**Supplied data**
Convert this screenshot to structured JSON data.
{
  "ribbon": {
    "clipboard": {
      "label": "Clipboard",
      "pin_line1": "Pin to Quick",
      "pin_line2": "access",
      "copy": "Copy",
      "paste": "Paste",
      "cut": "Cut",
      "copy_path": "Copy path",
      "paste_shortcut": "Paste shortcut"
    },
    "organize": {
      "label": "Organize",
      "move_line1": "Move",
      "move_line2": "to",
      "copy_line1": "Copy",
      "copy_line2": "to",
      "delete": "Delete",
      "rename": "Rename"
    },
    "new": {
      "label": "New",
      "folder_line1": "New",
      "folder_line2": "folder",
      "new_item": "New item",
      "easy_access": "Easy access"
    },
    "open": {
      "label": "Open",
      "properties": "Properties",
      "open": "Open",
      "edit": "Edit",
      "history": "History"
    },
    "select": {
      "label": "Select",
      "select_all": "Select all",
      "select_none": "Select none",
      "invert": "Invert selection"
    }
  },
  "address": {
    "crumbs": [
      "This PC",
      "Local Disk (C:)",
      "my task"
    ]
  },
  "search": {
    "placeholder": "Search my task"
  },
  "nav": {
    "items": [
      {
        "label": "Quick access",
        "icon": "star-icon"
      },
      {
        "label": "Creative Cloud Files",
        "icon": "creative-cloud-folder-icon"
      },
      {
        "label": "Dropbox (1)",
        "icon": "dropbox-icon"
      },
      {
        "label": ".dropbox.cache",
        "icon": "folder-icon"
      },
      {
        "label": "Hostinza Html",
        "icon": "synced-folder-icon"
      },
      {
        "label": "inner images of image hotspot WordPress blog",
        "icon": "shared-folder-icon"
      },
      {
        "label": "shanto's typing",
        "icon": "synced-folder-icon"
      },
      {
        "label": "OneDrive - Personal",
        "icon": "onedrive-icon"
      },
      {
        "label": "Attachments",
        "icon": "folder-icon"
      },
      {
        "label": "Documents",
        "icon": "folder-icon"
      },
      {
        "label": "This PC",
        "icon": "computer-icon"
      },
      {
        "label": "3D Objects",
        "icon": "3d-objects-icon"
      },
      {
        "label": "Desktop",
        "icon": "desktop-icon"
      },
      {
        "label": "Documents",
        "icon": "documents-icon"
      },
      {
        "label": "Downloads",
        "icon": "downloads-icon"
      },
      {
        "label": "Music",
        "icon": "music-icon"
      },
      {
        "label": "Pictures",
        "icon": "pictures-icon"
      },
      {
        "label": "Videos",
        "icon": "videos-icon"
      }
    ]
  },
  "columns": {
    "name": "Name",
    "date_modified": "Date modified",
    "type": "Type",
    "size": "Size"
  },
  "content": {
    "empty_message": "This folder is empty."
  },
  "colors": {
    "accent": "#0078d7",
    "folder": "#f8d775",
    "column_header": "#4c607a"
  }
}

**Written request**
Please output the entire listing exactly as it stands.

**Answer for the task**
Convert this screenshot to structured JSON data.
{
  "ribbon": {
    "clipboard": {
      "label": "Clipboard",
      "pin_line1": "Pin to Quick",
      "pin_line2": "access",
      "copy": "Copy",
      "paste": "Paste",
      "cut": "Cut",
      "copy_path": "Copy path",
      "paste_shortcut": "Paste shortcut"
    },
    "organize": {
      "label": "Organize",
      "move_line1": "Move",
      "move_line2": "to",
      "copy_line1": "Copy",
      "copy_line2": "to",
      "delete": "Delete",
      "rename": "Rename"
    },
    "new": {
      "label": "New",
      "folder_line1": "New",
      "folder_line2": "folder",
      "new_item": "New item",
      "easy_access": "Easy access"
    },
    "open": {
      "label": "Open",
      "properties": "Properties",
      "open": "Open",
      "edit": "Edit",
      "history": "History"
    },
    "select": {
      "label": "Select",
      "select_all": "Select all",
      "select_none": "Select none",
      "invert": "Invert selection"
    }
  },
  "address": {
    "crumbs": [
      "This PC",
      "Local Disk (C:)",
      "my task"
    ]
  },
  "search": {
    "placeholder": "Search my task"
  },
  "nav": {
    "items": [
      {
        "label": "Quick access",
        "icon": "star-icon"
      },
      {
        "label": "Creative Cloud Files",
        "icon": "creative-cloud-folder-icon"
      },
      {
        "label": "Dropbox (1)",
        "icon": "dropbox-icon"
      },
      {
        "label": ".dropbox.cache",
        "icon": "folder-icon"
      },
      {
        "label": "Hostinza Html",
        "icon": "synced-folder-icon"
      },
      {
        "label": "inner images of image hotspot WordPress blog",
        "icon": "shared-folder-icon"
      },
      {
        "label": "shanto's typing",
        "icon": "synced-folder-icon"
      },
      {
        "label": "OneDrive - Personal",
        "icon": "onedrive-icon"
      },
      {
        "label": "Attachments",
        "icon": "folder-icon"
      },
      {
        "label": "Documents",
        "icon": "folder-icon"
      },
      {
        "label": "This PC",
        "icon": "computer-icon"
      },
      {
        "label": "3D Objects",
        "icon": "3d-objects-icon"
      },
      {
        "label": "Desktop",
        "icon": "desktop-icon"
      },
      {
        "label": "Documents",
        "icon": "documents-icon"
      },
      {
        "label": "Downloads",
        "icon": "downloads-icon"
      },
      {
        "label": "Music",
        "icon": "music-icon"
      },
      {
        "label": "Pictures",
        "icon": "pictures-icon"
      },
      {
        "label": "Videos",
        "icon": "videos-icon"
      }
    ]
  },
  "columns": {
    "name": "Name",
    "date_modified": "Date modified",
    "type": "Type",
    "size": "Size"
  },
  "content": {
    "empty_message": "This folder is empty."
  },
  "colors": {
    "accent": "#0078d7",
    "folder": "#f8d775",
    "column_header": "#4c607a"
  }
}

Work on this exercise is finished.